>> START INPUT DATA

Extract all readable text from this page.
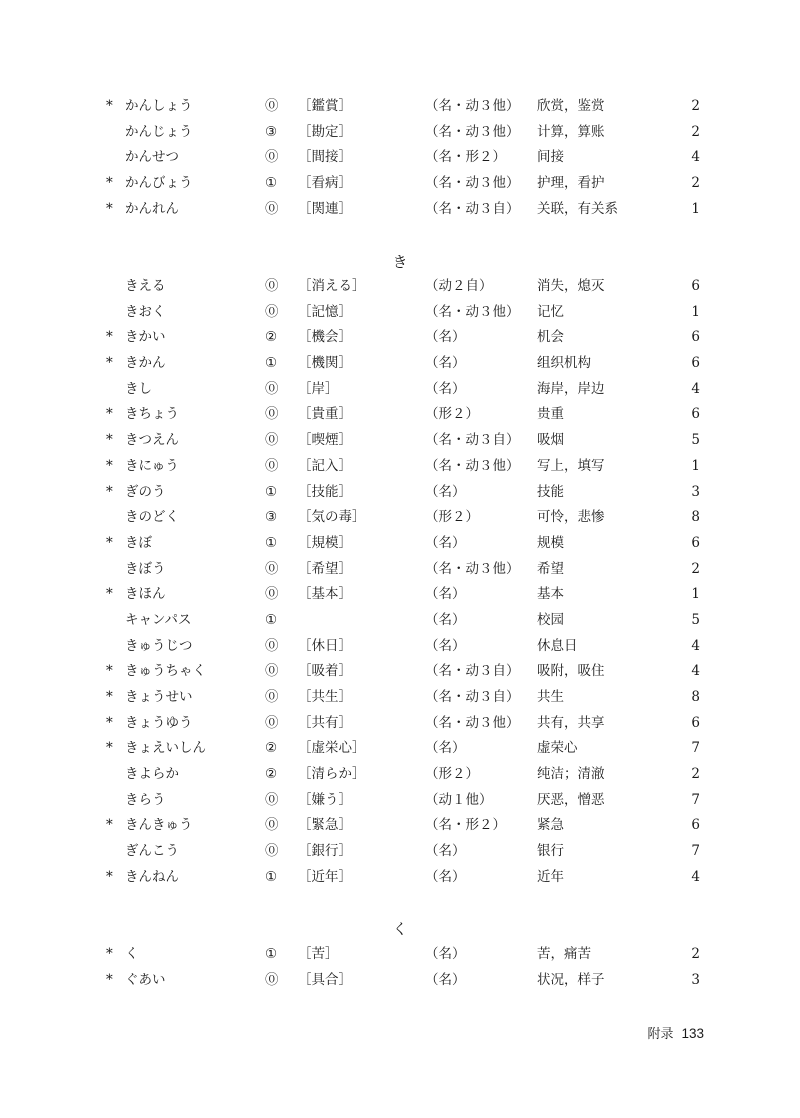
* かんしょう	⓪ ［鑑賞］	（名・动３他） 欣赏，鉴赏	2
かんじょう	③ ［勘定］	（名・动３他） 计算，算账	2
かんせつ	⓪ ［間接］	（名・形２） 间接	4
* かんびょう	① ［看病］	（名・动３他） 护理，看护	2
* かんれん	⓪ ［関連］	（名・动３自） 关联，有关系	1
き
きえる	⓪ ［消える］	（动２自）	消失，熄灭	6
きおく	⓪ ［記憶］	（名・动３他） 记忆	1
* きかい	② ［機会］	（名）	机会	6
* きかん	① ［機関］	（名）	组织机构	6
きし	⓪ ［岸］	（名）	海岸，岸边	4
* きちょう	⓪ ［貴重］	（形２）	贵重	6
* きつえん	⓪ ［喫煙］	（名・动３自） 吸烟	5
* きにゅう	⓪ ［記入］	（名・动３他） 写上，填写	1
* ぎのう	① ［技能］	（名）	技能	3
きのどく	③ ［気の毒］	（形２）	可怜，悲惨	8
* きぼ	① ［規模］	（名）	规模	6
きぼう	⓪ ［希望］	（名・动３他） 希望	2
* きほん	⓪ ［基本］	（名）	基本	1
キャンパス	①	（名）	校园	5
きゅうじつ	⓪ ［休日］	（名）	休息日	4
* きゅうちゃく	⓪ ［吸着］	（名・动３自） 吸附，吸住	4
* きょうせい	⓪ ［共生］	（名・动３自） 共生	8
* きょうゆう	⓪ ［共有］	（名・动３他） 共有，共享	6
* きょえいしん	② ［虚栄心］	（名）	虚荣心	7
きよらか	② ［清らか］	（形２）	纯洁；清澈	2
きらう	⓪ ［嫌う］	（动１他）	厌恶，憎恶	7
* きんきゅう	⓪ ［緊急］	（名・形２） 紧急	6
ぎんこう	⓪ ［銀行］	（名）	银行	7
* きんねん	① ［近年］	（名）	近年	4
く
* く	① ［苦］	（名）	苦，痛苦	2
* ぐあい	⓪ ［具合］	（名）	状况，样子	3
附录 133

>> END INPUT DATA
>> START INPUT DATA

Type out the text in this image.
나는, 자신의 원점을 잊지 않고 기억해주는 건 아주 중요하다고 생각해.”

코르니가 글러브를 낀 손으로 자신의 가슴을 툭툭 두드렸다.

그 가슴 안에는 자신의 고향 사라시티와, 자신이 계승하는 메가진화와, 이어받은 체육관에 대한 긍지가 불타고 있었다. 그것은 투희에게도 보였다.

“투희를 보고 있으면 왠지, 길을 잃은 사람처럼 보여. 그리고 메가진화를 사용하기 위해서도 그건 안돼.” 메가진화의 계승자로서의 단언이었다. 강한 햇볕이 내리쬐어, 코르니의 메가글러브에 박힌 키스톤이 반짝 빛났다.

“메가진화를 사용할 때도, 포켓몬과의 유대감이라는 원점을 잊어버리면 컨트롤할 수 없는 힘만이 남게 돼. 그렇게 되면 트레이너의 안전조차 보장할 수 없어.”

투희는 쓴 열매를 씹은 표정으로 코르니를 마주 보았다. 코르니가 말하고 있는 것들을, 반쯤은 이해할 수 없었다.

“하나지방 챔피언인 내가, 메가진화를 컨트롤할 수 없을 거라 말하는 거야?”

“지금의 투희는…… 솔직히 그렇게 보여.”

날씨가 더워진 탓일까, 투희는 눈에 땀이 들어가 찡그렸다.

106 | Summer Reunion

>> END INPUT DATA

> [TASK BRIEF] List all lines where "코르니가" occurs.

> [EXERCISE SOLUTION]
코르니가 글러브를 낀 손으로 자신의 가슴을 툭툭 두드렸다.
투희는 쓴 열매를 씹은 표정으로 코르니를 마주 보았다. 코르니가 말하고 있는 것들을, 반쯤은 이해할 수 없었다.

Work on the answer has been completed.